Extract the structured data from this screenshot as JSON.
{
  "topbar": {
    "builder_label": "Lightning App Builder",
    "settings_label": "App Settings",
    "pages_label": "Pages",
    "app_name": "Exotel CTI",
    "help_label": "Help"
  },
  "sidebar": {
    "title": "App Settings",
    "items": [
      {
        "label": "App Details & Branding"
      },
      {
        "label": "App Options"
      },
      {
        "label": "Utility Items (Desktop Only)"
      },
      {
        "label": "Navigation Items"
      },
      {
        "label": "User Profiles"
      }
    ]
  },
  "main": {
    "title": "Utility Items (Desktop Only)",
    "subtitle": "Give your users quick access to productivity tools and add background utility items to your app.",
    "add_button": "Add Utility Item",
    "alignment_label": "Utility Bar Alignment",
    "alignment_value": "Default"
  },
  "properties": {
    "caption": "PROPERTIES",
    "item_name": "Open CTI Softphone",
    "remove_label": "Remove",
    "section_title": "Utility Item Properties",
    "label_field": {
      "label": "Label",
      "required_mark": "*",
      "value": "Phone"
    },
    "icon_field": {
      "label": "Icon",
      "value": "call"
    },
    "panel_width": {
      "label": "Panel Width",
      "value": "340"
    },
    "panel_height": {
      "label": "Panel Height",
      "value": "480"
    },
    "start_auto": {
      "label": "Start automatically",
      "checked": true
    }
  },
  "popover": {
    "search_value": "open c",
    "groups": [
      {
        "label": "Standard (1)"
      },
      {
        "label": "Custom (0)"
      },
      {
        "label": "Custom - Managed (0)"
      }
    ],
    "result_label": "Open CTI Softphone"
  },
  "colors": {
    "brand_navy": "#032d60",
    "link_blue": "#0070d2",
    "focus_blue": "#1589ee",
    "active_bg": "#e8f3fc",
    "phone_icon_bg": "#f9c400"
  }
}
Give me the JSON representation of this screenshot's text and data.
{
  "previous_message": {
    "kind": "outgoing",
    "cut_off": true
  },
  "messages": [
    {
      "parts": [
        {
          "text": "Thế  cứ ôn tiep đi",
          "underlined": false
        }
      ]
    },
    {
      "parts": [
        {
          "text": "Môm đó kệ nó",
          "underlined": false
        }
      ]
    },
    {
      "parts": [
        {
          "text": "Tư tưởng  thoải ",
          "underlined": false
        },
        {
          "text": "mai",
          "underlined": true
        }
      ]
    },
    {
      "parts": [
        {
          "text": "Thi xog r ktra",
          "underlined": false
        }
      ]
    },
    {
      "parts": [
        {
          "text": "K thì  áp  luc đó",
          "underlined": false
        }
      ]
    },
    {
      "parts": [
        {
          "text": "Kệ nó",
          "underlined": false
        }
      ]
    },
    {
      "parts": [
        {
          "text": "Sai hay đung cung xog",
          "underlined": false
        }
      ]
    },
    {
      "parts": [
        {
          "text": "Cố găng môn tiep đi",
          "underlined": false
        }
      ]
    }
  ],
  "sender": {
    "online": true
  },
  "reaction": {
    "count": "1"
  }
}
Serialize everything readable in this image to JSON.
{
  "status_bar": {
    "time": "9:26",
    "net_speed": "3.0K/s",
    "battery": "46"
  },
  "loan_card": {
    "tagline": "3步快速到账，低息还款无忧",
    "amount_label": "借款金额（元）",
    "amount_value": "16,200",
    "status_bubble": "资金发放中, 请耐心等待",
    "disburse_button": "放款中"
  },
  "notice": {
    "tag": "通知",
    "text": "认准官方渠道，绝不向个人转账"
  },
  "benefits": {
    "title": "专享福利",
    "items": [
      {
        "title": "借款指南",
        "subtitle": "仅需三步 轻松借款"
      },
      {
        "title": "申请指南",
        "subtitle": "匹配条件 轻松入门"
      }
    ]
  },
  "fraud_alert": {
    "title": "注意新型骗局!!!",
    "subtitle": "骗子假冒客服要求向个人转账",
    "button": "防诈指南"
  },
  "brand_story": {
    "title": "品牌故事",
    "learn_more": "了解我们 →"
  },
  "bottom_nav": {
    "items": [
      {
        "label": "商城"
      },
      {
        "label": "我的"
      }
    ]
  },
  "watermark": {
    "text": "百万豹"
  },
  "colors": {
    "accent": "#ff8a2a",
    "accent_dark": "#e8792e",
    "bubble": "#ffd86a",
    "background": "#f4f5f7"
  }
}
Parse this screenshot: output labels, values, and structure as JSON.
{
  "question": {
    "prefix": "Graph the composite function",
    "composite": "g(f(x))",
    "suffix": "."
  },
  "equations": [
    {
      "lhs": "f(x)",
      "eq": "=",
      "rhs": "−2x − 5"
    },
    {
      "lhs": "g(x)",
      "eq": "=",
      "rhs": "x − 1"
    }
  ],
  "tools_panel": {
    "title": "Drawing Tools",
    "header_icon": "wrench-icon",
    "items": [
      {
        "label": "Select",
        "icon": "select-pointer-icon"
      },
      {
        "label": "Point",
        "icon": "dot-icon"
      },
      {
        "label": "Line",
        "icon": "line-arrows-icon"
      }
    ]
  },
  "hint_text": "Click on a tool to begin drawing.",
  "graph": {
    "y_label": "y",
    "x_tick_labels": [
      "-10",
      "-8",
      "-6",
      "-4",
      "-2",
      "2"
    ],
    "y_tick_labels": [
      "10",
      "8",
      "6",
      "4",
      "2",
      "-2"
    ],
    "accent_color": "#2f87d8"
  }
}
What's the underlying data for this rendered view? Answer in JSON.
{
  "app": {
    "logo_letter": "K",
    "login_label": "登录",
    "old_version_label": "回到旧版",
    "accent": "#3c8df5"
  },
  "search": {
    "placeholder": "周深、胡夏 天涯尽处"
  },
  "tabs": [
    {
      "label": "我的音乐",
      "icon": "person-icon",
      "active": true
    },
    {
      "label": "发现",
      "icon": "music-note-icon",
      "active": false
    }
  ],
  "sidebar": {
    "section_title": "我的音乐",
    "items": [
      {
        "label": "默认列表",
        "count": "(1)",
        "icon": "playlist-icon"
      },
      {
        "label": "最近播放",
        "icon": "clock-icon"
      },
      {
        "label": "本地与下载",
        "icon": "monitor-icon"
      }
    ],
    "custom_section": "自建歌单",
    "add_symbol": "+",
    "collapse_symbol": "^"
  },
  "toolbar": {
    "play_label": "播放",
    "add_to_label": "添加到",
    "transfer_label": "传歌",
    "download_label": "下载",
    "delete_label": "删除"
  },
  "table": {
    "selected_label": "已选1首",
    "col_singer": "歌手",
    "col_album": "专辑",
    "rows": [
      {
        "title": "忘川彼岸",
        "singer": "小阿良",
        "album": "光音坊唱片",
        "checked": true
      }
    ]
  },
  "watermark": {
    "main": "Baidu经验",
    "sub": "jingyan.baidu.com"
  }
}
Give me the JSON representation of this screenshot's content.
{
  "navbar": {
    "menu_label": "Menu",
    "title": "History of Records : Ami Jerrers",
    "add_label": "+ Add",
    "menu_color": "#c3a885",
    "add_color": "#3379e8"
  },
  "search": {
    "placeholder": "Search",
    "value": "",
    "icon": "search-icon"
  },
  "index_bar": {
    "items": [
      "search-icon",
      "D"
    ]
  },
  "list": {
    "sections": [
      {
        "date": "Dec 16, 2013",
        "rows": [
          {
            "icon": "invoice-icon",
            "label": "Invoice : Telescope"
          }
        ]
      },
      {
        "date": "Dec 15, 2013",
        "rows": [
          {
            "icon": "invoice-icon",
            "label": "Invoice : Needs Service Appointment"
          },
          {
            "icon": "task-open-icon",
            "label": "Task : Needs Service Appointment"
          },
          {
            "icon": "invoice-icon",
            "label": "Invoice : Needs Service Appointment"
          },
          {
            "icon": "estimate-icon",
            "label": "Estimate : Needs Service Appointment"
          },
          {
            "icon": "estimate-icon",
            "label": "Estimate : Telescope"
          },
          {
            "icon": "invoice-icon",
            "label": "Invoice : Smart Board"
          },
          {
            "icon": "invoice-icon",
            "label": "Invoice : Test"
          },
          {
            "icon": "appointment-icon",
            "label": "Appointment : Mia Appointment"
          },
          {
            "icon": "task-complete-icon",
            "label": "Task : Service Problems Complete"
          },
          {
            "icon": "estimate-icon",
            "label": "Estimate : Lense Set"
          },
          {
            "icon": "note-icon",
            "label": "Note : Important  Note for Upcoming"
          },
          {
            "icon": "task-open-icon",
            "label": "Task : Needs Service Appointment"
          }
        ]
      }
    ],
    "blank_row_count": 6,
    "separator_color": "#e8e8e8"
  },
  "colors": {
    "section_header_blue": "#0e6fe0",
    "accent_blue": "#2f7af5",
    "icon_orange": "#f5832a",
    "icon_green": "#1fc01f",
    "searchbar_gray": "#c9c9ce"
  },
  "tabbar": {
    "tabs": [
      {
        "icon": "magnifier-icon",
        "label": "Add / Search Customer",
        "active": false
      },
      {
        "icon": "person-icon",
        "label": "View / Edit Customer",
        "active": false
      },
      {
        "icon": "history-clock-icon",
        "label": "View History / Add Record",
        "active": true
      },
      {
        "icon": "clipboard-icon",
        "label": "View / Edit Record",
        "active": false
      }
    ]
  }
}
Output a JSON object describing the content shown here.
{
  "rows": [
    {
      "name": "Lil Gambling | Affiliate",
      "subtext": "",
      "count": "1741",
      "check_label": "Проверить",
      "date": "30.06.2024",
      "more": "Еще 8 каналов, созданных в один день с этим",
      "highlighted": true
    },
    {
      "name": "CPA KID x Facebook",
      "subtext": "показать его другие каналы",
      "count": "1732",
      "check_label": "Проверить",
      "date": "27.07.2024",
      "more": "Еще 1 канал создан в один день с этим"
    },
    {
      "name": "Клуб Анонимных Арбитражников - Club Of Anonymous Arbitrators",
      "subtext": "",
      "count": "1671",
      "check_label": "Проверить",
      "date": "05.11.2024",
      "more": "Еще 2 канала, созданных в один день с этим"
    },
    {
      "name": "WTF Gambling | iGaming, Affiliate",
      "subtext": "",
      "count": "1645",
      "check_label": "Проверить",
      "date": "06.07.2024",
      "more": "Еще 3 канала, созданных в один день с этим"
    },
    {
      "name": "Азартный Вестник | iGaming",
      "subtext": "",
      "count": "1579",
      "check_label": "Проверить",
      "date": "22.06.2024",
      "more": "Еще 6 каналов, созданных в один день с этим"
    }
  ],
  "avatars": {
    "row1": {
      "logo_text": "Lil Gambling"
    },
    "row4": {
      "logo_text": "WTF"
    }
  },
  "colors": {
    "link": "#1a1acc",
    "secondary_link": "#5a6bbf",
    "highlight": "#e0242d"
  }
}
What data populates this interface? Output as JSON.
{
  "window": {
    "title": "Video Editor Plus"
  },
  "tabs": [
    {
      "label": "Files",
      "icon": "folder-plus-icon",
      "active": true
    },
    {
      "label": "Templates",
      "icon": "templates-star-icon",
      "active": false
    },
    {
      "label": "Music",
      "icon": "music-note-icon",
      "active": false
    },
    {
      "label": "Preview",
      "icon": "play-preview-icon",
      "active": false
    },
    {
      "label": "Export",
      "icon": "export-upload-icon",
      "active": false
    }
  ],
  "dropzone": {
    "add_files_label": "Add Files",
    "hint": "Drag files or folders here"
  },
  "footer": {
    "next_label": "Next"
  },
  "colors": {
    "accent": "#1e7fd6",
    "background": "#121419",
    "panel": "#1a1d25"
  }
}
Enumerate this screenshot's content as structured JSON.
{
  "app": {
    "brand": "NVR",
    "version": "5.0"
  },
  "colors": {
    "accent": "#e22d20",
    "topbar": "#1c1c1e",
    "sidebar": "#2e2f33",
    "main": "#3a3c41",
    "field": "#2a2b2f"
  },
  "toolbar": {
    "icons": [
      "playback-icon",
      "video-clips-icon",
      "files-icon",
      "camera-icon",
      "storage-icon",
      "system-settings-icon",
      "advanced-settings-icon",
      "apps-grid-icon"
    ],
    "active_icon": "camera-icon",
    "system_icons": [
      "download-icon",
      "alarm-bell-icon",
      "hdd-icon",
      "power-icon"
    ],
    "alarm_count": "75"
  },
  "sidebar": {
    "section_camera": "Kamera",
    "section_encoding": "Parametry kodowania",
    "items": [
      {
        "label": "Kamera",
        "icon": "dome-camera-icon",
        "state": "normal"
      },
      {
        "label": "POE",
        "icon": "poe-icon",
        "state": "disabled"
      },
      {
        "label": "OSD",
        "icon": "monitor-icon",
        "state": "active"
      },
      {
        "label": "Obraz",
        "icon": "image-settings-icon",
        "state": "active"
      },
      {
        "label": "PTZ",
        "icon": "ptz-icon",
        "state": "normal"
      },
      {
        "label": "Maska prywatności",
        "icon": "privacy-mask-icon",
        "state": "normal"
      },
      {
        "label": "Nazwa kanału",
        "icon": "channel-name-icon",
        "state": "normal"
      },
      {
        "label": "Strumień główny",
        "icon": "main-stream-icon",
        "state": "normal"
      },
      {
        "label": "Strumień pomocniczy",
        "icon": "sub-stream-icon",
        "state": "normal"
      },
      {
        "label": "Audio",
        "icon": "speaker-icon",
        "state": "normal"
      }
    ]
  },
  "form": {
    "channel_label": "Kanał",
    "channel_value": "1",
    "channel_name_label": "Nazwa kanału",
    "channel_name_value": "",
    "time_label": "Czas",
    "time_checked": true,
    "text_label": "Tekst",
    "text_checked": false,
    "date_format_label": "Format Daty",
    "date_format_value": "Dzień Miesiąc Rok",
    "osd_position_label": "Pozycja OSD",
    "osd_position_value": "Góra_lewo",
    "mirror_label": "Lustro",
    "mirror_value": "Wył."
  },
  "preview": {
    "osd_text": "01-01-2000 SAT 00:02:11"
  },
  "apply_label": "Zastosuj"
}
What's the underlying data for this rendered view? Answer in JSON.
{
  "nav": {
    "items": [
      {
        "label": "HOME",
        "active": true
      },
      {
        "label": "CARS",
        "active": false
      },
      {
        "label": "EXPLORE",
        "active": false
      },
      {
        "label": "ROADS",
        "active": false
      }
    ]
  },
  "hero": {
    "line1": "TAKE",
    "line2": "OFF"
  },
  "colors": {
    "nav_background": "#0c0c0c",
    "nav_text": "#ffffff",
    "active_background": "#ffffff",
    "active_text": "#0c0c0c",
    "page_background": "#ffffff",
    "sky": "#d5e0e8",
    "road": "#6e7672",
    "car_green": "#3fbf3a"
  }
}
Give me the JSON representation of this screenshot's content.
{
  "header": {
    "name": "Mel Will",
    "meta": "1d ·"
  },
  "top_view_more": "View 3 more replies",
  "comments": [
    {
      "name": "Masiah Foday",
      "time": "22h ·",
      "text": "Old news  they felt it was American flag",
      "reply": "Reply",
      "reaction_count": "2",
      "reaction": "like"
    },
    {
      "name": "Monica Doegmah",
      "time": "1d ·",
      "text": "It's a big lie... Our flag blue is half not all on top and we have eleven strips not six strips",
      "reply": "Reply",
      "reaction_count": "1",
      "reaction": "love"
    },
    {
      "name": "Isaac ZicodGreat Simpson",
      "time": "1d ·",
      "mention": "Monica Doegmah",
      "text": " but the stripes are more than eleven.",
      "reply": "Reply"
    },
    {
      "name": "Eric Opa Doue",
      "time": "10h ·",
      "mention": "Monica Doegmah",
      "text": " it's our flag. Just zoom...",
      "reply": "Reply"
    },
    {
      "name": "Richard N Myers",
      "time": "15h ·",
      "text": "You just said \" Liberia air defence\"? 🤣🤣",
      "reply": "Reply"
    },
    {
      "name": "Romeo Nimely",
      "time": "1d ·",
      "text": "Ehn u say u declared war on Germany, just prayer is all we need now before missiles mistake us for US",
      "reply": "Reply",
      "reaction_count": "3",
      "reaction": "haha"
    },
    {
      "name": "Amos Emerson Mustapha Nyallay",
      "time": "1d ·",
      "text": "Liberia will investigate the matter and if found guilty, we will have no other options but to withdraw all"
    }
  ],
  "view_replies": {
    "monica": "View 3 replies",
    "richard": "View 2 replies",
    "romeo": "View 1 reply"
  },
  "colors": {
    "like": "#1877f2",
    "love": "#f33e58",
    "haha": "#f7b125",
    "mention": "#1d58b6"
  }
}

--- --- ---

WRITTEN REQUEST:
Lines of the material that contain the word "structured" are to be gathered.

WORKED ANSWER:
Extract the structured data from this screenshot as JSON.
Enumerate this screenshot's content as structured JSON.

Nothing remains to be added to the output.